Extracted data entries

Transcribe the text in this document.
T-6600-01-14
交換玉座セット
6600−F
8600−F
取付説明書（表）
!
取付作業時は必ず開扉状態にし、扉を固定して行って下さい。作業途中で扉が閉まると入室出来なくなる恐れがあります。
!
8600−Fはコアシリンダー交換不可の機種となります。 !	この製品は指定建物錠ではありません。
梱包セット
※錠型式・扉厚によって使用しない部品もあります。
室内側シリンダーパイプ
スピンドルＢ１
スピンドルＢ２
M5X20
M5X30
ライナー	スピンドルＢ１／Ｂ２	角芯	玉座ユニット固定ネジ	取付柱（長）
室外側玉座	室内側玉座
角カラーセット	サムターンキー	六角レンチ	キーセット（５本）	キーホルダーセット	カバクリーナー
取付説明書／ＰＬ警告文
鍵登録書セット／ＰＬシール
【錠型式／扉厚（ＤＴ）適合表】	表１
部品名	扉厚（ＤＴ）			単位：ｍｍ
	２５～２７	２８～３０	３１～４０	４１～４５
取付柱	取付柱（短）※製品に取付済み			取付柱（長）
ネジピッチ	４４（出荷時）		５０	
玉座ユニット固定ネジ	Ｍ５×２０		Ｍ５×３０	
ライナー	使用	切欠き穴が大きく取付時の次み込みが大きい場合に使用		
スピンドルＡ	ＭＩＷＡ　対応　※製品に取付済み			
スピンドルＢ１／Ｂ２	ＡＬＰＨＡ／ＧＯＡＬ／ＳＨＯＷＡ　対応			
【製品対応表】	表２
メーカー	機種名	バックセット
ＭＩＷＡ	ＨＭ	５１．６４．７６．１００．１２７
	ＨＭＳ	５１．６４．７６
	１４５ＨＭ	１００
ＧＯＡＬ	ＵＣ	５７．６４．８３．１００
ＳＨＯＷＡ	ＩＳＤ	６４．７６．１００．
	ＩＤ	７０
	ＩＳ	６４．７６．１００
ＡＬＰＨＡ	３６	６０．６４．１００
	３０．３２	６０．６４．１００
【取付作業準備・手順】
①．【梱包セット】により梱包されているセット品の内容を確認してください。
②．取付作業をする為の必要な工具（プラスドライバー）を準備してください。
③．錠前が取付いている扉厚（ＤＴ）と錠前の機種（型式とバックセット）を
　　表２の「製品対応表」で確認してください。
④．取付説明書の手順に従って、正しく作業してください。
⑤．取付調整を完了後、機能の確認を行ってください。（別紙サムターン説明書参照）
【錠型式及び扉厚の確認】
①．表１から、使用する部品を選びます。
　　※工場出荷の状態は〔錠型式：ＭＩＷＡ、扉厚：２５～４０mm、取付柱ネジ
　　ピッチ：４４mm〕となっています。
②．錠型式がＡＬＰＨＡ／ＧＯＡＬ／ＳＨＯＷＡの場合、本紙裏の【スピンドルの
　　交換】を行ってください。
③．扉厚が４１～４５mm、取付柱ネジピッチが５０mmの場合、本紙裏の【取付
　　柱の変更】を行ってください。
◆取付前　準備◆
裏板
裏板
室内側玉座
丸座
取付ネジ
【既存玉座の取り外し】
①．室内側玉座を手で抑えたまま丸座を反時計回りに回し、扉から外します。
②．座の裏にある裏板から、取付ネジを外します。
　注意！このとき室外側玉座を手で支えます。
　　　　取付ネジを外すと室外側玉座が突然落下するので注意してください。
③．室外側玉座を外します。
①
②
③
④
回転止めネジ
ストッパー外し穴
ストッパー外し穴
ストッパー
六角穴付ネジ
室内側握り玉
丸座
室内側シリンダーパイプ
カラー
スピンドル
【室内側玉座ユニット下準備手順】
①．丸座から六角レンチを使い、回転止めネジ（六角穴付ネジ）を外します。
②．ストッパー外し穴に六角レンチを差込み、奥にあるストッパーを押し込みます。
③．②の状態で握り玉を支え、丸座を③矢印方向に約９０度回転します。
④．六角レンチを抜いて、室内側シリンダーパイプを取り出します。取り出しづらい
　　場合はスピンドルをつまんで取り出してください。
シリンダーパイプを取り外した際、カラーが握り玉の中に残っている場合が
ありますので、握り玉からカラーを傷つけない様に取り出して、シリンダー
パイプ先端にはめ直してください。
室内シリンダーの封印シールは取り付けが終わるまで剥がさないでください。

__TASK TO COMPLETE__: Where a line of the records above holds the word "六角穴付ネジ", copy that line.

__RESULT OF THE EXERCISE__:
六角穴付ネジ
①．丸座から六角レンチを使い、回転止めネジ（六角穴付ネジ）を外します。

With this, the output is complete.